_Requirements:_ Omit every picture while repeating the entries exactly.

Dataset entries:

* * * *

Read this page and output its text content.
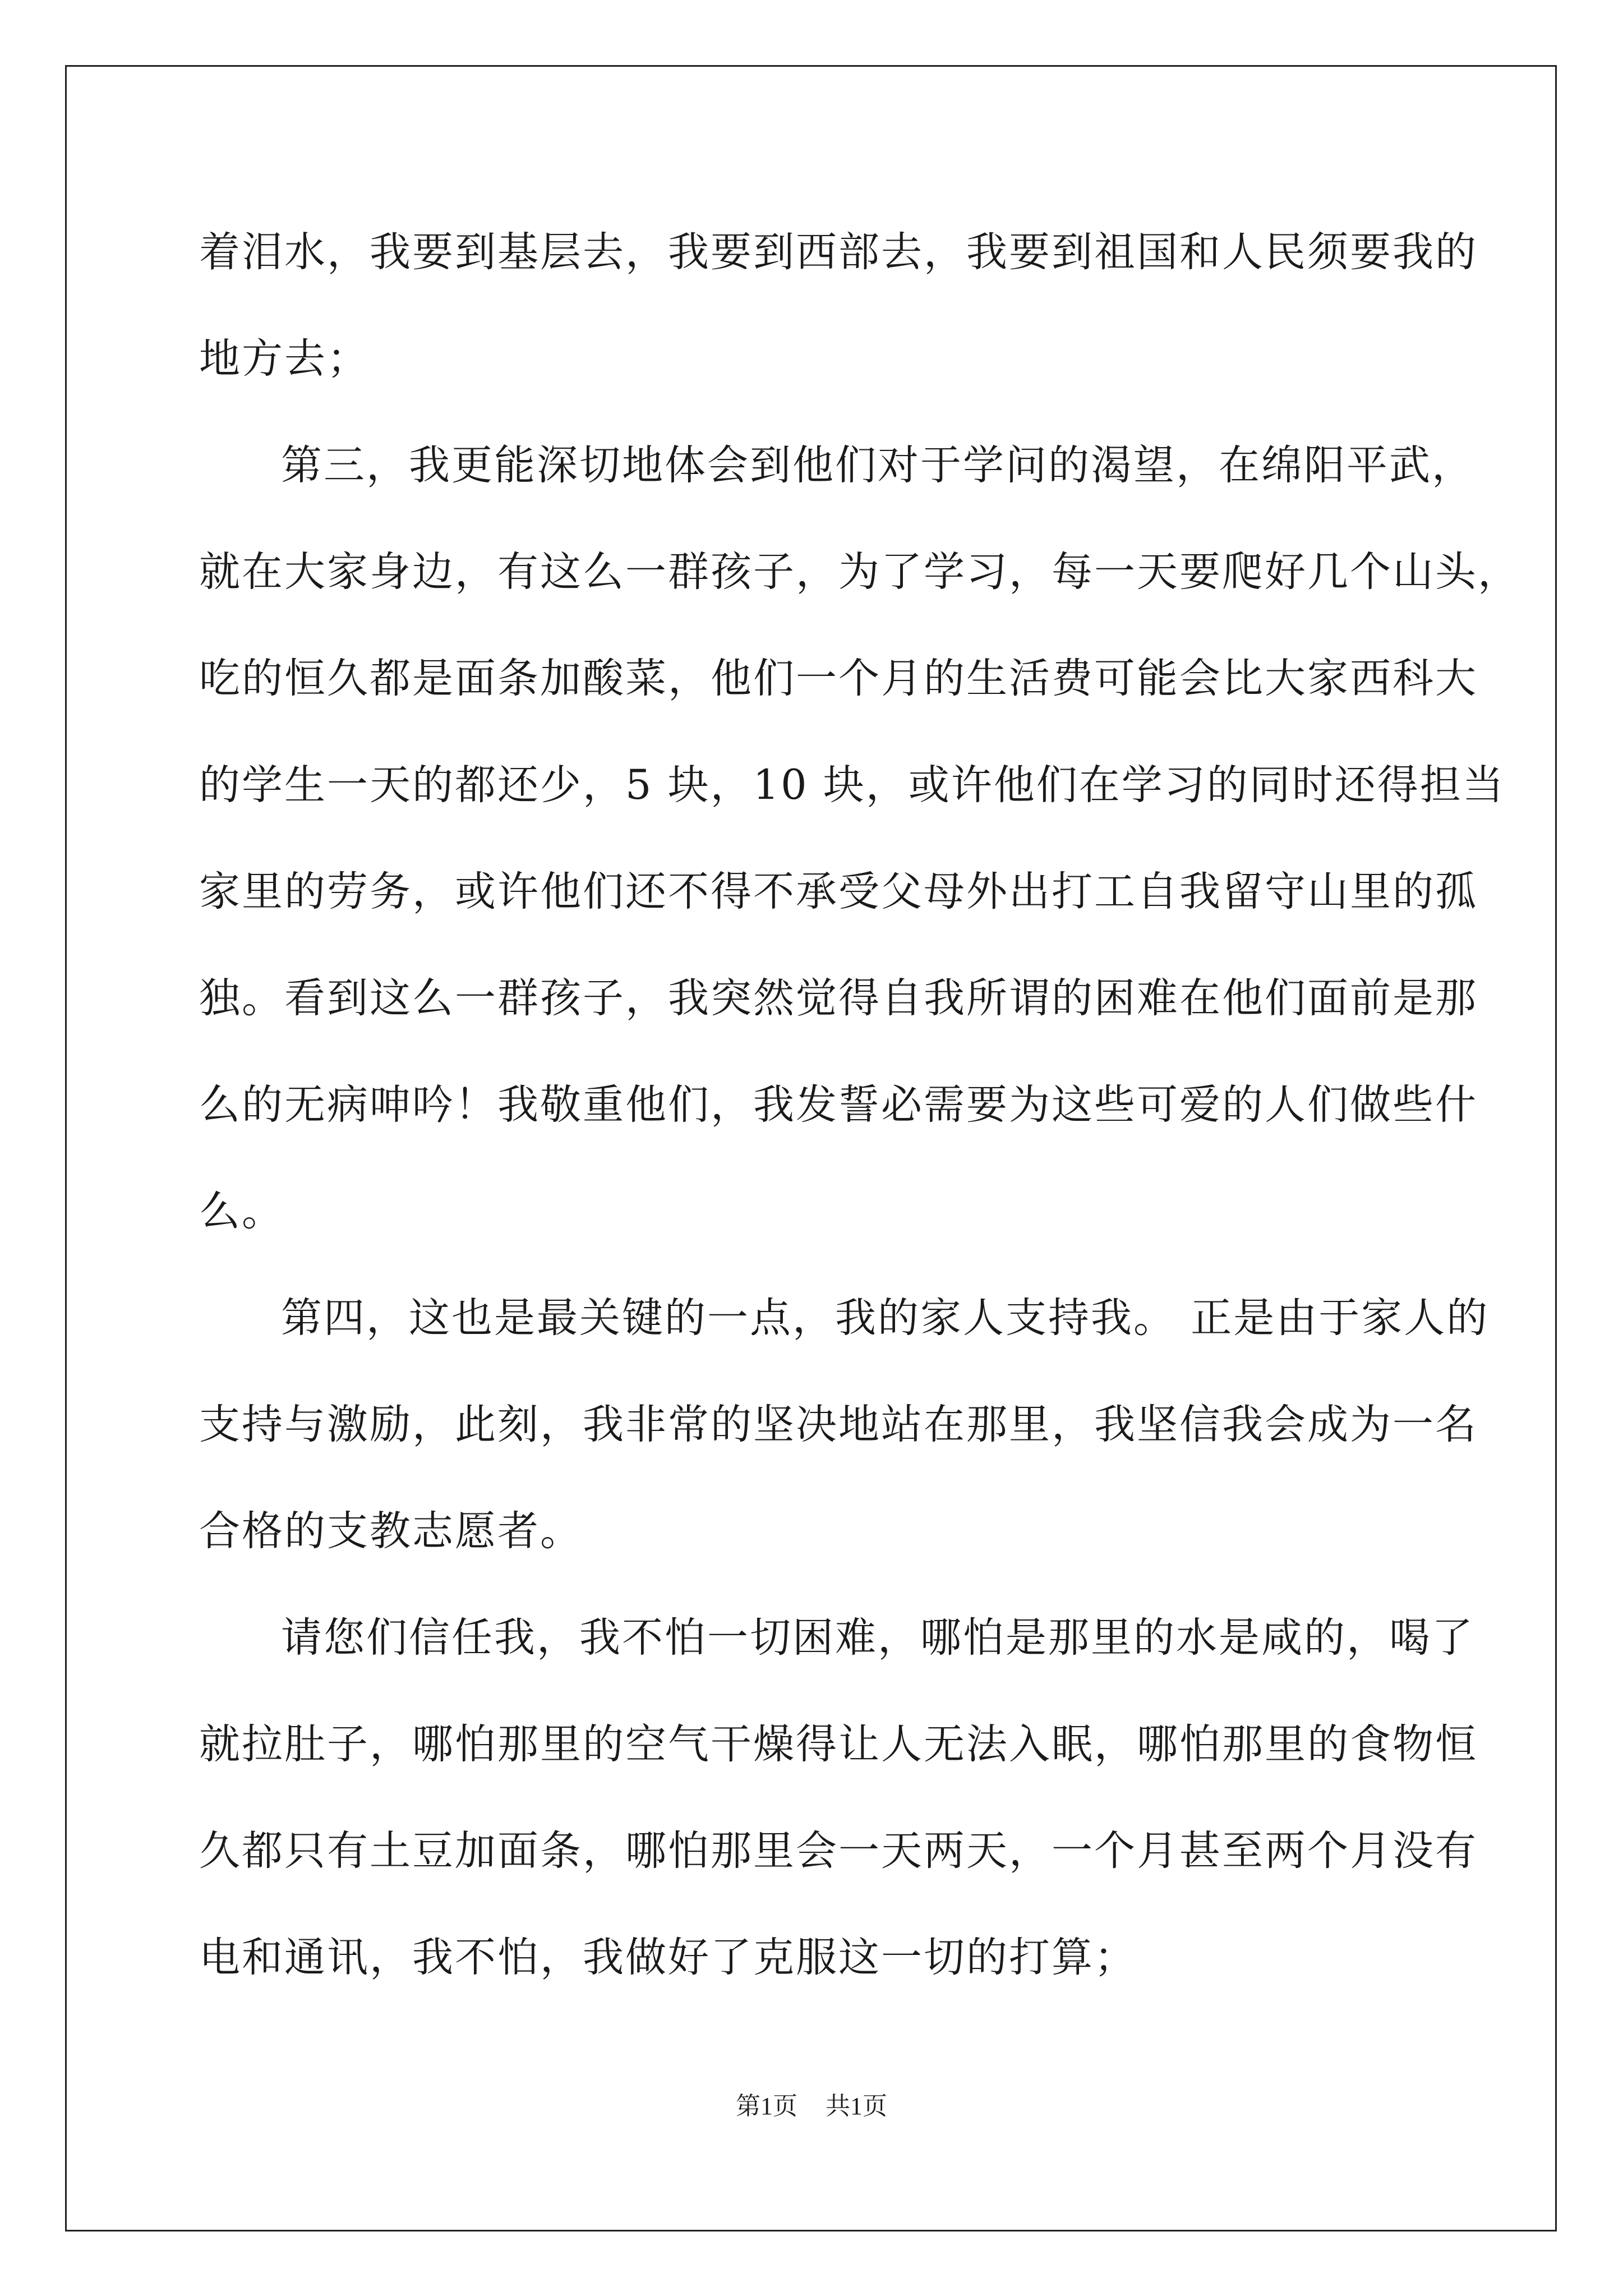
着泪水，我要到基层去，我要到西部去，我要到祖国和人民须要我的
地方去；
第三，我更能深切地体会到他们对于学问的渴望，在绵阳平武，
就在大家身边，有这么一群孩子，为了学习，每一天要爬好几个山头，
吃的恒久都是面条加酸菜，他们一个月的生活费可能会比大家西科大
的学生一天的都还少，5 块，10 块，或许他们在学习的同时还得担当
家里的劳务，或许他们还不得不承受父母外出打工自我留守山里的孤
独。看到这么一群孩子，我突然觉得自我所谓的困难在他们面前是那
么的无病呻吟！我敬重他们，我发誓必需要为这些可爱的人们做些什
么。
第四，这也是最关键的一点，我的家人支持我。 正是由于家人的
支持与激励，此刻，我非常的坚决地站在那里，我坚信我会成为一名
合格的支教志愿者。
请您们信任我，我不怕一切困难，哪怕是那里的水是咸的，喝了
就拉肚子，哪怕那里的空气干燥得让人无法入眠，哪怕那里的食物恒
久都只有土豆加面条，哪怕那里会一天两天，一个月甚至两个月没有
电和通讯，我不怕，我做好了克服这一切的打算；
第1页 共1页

* * * *

_Correct answer:_
Read this page and output its text content.
着泪水，我要到基层去，我要到西部去，我要到祖国和人民须要我的
地方去；
第三，我更能深切地体会到他们对于学问的渴望，在绵阳平武，
就在大家身边，有这么一群孩子，为了学习，每一天要爬好几个山头，
吃的恒久都是面条加酸菜，他们一个月的生活费可能会比大家西科大
的学生一天的都还少，5 块，10 块，或许他们在学习的同时还得担当
家里的劳务，或许他们还不得不承受父母外出打工自我留守山里的孤
独。看到这么一群孩子，我突然觉得自我所谓的困难在他们面前是那
么的无病呻吟！我敬重他们，我发誓必需要为这些可爱的人们做些什
么。
第四，这也是最关键的一点，我的家人支持我。 正是由于家人的
支持与激励，此刻，我非常的坚决地站在那里，我坚信我会成为一名
合格的支教志愿者。
请您们信任我，我不怕一切困难，哪怕是那里的水是咸的，喝了
就拉肚子，哪怕那里的空气干燥得让人无法入眠，哪怕那里的食物恒
久都只有土豆加面条，哪怕那里会一天两天，一个月甚至两个月没有
电和通讯，我不怕，我做好了克服这一切的打算；
第1页 共1页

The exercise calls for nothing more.